### STATED PROBLEM:
Extract, from the records beneath this instruction, each line that contains the word "Sicilia".

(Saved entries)
--------------------------------

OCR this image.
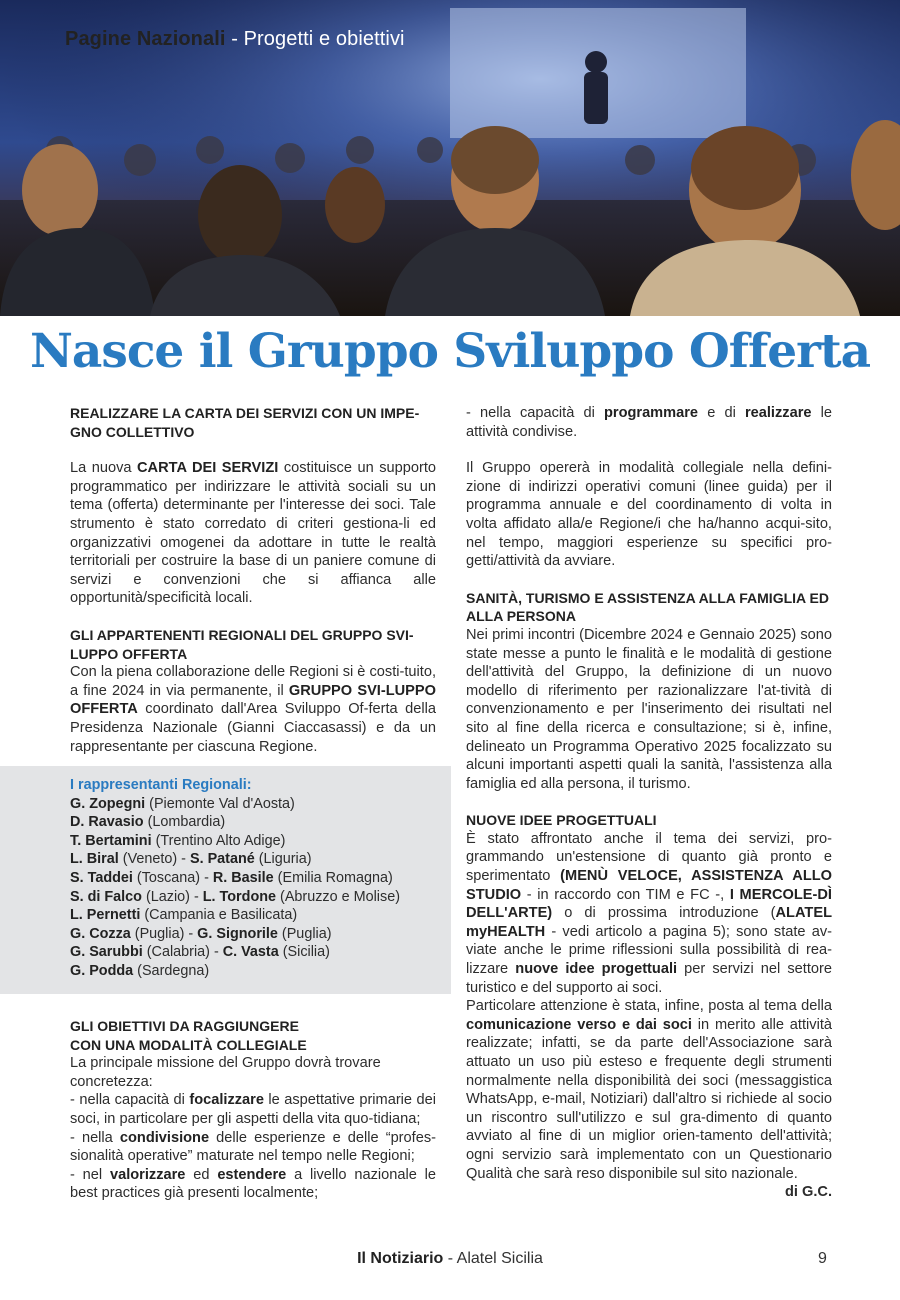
Pagine Nazionali - Progetti e obiettivi
Nasce il Gruppo Sviluppo Offerta
REALIZZARE LA CARTA DEI SERVIZI CON UN IMPE-GNO COLLETTIVO

La nuova CARTA DEI SERVIZI costituisce un supporto programmatico per indirizzare le attività sociali su un tema (offerta) determinante per l'interesse dei soci. Tale strumento è stato corredato di criteri gestiona-li ed organizzativi omogenei da adottare in tutte le realtà territoriali per costruire la base di un paniere comune di servizi e convenzioni che si affianca alle opportunità/specificità locali.

GLI APPARTENENTI REGIONALI DEL GRUPPO SVI-LUPPO OFFERTA

Con la piena collaborazione delle Regioni si è costi-tuito, a fine 2024 in via permanente, il GRUPPO SVI-LUPPO OFFERTA coordinato dall'Area Sviluppo Of-ferta della Presidenza Nazionale (Gianni Ciaccasassi) e da un rappresentante per ciascuna Regione.

I rappresentanti Regionali:
G. Zopegni (Piemonte Val d'Aosta)
D. Ravasio (Lombardia)
T. Bertamini (Trentino Alto Adige)
L. Biral (Veneto) - S. Patané (Liguria)
S. Taddei (Toscana) - R. Basile (Emilia Romagna)
S. di Falco (Lazio) - L. Tordone (Abruzzo e Molise)
L. Pernetti (Campania e Basilicata)
G. Cozza (Puglia) - G. Signorile (Puglia)
G. Sarubbi (Calabria) - C. Vasta (Sicilia)
G. Podda (Sardegna)
GLI OBIETTIVI DA RAGGIUNGERE
CON UNA MODALITÀ COLLEGIALE

La principale missione del Gruppo dovrà trovare concretezza:

- nella capacità di focalizzare le aspettative primarie dei soci, in particolare per gli aspetti della vita quo-tidiana;

- nella condivisione delle esperienze e delle “profes-sionalità operative” maturate nel tempo nelle Regioni;

- nel valorizzare ed estendere a livello nazionale le best practices già presenti localmente;

- nella capacità di programmare e di realizzare le attività condivise.

Il Gruppo opererà in modalità collegiale nella defini-zione di indirizzi operativi comuni (linee guida) per il programma annuale e del coordinamento di volta in volta affidato alla/e Regione/i che ha/hanno acqui-sito, nel tempo, maggiori esperienze su specifici pro-getti/attività da avviare.

SANITÀ, TURISMO E ASSISTENZA ALLA FAMIGLIA ED ALLA PERSONA

Nei primi incontri (Dicembre 2024 e Gennaio 2025) sono state messe a punto le finalità e le modalità di gestione dell'attività del Gruppo, la definizione di un nuovo modello di riferimento per razionalizzare l'at-tività di convenzionamento e per l'inserimento dei risultati nel sito al fine della ricerca e consultazione; si è, infine, delineato un Programma Operativo 2025 focalizzato su alcuni importanti aspetti quali la sanità, l'assistenza alla famiglia ed alla persona, il turismo.

NUOVE IDEE PROGETTUALI

È stato affrontato anche il tema dei servizi, pro-grammando un'estensione di quanto già pronto e sperimentato (MENÙ VELOCE, ASSISTENZA ALLO STUDIO - in raccordo con TIM e FC -, I MERCOLE-DÌ DELL'ARTE) o di prossima introduzione (ALATEL myHEALTH - vedi articolo a pagina 5); sono state av-viate anche le prime riflessioni sulla possibilità di rea-lizzare nuove idee progettuali per servizi nel settore turistico e del supporto ai soci.

Particolare attenzione è stata, infine, posta al tema della comunicazione verso e dai soci in merito alle attività realizzate; infatti, se da parte dell'Associazione sarà attuato un uso più esteso e frequente degli strumenti normalmente nella disponibilità dei soci (messaggistica WhatsApp, e-mail, Notiziari) dall'altro si richiede al socio un riscontro sull'utilizzo e sul gra-dimento di quanto avviato al fine di un miglior orien-tamento dell'attività; ogni servizio sarà implementato con un Questionario Qualità che sarà reso disponibile sul sito nazionale.
di G.C.

Il Notiziario - Alatel Sicilia	9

--------------------------------

### OUTPUT FOR THIS TASK:
G. Sarubbi (Calabria) - C. Vasta (Sicilia)
Il Notiziario - Alatel Sicilia	9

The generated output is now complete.